» **Brief A**
Translate the sentence "Most of the people I know support Trump in some form or fashion." from the essay on red and blue utopias into Spanish.
» **Brief B**
Write the next paragraph or two of the essay on red and blue utopias, picking up after its final sentence and keeping the same voice.

November 7, 2025

Red and Blue Utopias: The Mirage of Modern Belief

Meme depicting Trump as "God Emperor"
By rule, I never punch right. But since I’ve long considered myself the furthest right, and most Republicans to be merely less extreme leftists than their Democratic counterparts—progressives with better manners, better hygiene perhaps—I don’t think I’m breaking my own rule by relating this story.

Most of the people I know support Trump in some form or fashion. They view him as the lesser of two evils. They’re not zealots or cultists; they’re simply tired of being lied to, taxed to death, and treated as enemies in their own country. Whatever their faults, they still strike me as normal people—men and women who go to work, raise families, pay bills, and try to keep their sanity amid the noise.

By contrast, the few Democrats I know tend to live in a state of permanent agitation. They’re emotional wrecks—angry and belligerent about everything and nothing. Obsessed with political mythologies, they refuse to let go of narratives long since debunked. I’m not sure what they’re so upset about, considering we live in an overwhelmingly blue city in a blue state—a world of their own making. They just elected a socialist mayor, for heaven's sake. Politics for them has become a substitute religion, complete with saints, devils, rituals, and heresies.

So when, at the Election Day party I attended (even though I don't vote), I finally met him—the MAGA unicorn, the mythical creature Democrats keep insisting represents the norm—I was genuinely curious. This was the deplorable bogeyman they’d been warning us about: the extremist, the fascist, the racist white male. Except he wasn’t white. He was Puerto Rican.

» **Data extract**
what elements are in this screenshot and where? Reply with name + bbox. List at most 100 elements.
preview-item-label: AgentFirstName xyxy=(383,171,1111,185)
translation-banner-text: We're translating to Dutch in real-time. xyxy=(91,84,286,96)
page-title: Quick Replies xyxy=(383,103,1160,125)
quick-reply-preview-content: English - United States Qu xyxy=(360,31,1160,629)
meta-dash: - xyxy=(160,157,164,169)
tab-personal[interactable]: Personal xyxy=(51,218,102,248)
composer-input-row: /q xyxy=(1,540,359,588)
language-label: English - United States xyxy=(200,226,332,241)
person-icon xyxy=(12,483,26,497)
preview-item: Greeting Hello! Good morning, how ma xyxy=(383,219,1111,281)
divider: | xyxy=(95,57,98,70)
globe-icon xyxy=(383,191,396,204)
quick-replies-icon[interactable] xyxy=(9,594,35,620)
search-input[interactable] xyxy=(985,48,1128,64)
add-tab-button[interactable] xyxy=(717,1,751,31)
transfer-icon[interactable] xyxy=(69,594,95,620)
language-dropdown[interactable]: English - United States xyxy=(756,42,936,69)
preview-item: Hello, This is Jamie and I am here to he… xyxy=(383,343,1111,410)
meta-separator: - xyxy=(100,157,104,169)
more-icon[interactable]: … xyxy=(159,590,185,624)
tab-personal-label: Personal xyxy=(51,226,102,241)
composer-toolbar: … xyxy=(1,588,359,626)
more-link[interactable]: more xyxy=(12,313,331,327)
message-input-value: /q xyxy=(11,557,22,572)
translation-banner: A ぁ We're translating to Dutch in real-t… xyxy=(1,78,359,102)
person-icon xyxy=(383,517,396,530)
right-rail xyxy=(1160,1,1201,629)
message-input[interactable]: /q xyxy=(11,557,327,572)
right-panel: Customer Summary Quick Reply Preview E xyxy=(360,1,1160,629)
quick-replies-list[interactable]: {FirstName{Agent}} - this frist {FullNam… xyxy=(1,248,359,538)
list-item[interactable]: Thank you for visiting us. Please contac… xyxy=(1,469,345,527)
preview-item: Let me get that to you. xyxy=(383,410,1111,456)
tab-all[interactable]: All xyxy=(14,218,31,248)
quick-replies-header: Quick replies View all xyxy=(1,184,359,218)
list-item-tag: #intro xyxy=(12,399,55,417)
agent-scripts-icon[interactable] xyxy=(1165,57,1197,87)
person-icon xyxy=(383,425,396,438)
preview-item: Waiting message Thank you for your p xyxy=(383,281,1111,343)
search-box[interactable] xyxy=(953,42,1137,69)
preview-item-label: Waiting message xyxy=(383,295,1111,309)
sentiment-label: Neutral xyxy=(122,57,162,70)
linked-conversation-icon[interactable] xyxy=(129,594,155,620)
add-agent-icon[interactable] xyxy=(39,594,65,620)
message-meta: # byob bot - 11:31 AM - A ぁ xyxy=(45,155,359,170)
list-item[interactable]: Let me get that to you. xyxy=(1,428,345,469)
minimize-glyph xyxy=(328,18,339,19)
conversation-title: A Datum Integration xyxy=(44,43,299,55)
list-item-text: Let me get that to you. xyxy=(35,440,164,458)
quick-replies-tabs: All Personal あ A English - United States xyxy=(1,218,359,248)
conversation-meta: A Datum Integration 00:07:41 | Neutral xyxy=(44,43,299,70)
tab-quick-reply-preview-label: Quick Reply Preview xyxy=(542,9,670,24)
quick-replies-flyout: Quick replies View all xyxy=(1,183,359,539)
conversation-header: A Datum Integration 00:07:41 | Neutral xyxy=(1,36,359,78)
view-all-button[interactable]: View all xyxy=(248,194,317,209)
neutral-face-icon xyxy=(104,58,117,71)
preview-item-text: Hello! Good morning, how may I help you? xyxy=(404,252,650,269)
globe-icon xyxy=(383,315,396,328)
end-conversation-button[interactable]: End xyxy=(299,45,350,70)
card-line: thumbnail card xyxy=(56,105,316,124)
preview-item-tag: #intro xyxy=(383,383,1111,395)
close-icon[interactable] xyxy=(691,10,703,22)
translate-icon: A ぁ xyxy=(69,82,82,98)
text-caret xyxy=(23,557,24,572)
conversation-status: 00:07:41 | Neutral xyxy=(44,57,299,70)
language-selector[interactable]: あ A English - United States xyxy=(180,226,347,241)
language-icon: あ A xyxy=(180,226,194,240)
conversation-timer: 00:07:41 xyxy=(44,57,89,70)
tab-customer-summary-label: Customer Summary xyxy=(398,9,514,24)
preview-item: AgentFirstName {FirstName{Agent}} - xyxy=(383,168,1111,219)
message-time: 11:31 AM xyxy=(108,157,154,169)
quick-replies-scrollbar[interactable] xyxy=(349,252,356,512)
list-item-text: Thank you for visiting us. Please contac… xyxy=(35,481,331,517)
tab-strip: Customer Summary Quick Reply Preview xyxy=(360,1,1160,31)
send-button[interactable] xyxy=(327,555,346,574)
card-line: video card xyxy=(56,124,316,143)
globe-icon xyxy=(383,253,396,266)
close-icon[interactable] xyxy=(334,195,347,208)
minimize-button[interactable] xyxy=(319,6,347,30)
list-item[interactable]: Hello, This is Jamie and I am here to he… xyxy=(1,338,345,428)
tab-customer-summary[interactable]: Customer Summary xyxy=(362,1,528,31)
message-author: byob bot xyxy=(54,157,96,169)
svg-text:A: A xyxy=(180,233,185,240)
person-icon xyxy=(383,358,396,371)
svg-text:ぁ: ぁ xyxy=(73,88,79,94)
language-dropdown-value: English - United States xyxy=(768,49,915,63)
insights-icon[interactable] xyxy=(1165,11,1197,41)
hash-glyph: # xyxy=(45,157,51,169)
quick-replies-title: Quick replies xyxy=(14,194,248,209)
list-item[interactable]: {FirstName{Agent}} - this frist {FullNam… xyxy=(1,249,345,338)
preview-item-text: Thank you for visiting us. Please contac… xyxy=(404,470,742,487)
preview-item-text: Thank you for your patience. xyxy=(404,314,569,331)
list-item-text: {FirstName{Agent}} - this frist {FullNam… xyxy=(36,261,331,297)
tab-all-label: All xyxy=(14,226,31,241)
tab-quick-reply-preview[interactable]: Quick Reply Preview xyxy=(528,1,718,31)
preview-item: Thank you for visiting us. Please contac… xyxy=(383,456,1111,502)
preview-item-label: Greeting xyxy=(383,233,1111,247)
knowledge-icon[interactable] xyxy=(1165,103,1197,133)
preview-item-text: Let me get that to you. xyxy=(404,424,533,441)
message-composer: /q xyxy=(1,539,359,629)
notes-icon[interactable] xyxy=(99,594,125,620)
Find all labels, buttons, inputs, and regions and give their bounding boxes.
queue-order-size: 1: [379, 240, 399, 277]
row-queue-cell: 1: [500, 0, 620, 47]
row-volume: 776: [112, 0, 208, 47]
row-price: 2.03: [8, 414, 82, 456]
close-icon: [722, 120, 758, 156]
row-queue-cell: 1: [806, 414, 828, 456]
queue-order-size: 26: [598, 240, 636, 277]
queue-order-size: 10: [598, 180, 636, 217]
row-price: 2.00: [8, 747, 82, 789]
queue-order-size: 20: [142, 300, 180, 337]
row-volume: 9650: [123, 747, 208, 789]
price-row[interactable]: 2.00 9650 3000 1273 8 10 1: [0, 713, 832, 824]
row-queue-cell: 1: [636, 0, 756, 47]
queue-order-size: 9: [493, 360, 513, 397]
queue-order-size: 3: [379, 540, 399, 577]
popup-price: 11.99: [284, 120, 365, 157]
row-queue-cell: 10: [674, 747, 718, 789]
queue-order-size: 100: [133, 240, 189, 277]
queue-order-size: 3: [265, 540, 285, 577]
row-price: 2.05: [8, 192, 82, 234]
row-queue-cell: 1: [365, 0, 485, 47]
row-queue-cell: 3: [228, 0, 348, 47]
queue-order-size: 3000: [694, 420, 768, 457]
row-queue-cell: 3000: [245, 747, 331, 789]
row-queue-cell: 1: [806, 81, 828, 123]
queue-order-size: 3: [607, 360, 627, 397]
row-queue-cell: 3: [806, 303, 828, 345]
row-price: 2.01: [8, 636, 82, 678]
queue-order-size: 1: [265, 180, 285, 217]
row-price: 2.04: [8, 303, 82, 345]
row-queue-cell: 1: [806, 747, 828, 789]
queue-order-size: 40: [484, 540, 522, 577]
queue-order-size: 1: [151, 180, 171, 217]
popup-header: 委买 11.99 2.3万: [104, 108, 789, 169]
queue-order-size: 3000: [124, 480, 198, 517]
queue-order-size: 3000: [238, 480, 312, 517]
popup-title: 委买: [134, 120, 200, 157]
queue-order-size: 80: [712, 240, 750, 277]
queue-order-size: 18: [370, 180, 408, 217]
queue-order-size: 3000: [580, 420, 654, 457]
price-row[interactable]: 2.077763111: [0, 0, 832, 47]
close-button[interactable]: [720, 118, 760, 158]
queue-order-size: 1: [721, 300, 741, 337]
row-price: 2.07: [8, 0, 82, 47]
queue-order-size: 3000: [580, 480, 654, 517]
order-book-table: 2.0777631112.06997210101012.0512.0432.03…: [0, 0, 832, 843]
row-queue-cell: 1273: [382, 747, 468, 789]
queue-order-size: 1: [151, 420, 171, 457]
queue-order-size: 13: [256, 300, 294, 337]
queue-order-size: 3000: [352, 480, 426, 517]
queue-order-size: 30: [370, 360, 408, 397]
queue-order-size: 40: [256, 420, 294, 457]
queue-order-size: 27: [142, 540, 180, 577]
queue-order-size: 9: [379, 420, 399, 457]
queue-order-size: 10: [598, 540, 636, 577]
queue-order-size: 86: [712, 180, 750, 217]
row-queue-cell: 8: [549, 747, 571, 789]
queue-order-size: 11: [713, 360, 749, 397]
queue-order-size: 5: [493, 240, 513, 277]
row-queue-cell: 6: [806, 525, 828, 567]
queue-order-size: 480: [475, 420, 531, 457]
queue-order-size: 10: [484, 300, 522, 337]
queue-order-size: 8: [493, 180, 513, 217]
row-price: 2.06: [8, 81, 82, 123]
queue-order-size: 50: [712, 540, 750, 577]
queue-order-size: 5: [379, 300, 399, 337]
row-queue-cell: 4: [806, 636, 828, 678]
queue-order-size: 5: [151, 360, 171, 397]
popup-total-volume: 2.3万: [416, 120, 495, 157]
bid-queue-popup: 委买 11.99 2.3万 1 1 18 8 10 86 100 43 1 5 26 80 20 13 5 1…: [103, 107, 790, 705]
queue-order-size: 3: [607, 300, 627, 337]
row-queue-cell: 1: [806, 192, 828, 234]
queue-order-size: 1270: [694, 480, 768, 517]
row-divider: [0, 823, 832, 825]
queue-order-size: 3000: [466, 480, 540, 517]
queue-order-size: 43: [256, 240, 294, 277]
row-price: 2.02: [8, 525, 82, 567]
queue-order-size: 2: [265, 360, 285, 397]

» **Final answer A**
La mayoría de las personas que conozco apoyan a Trump de una forma u otra.

» **Final answer B**
Friendly enough, he was clearly deep down the rabbit hole. What followed was a torrent of fantastical claims so numerous and wild I could hardly keep track. According to him, Trump was on the verge of unveiling hidden technologies, including time travel, teleportation, secret bases on the Moon and Mars, miracle cures to prolong life indefinitely, and even a new monetary system to liberate mankind from debt. In short, “God Emperor” Trump was not merely going to Make America Great Again—he was going to inaugurate a new golden age for homo americanus.

If the Democrats’ ideology revolves around naïve utopian delusions—egalitarianism, climate hysteria, and the dream of global governance—this was their mirror image: a techno-messianic fantasy dressed in red, white, and blue.

Trump as avatar—the incarnation of God, a strain of Esoteric Trumpism that almost makes the mystical Hitlerism of Savitri Devi and Miguel Serrano seem measured by comparison, though not quite as unhinged as those who believed Biden possessed all his mental faculties while in office.

The difference, perhaps, is only in aesthetics. Both sides crave salvation without repentance, progress without humility, paradise without God.

What struck me more than the fantasies themselves was not the absurdity of his claims, but the hunger behind them. He wanted to believe in something greater than the world we’ve made. Looking around, who could blame him?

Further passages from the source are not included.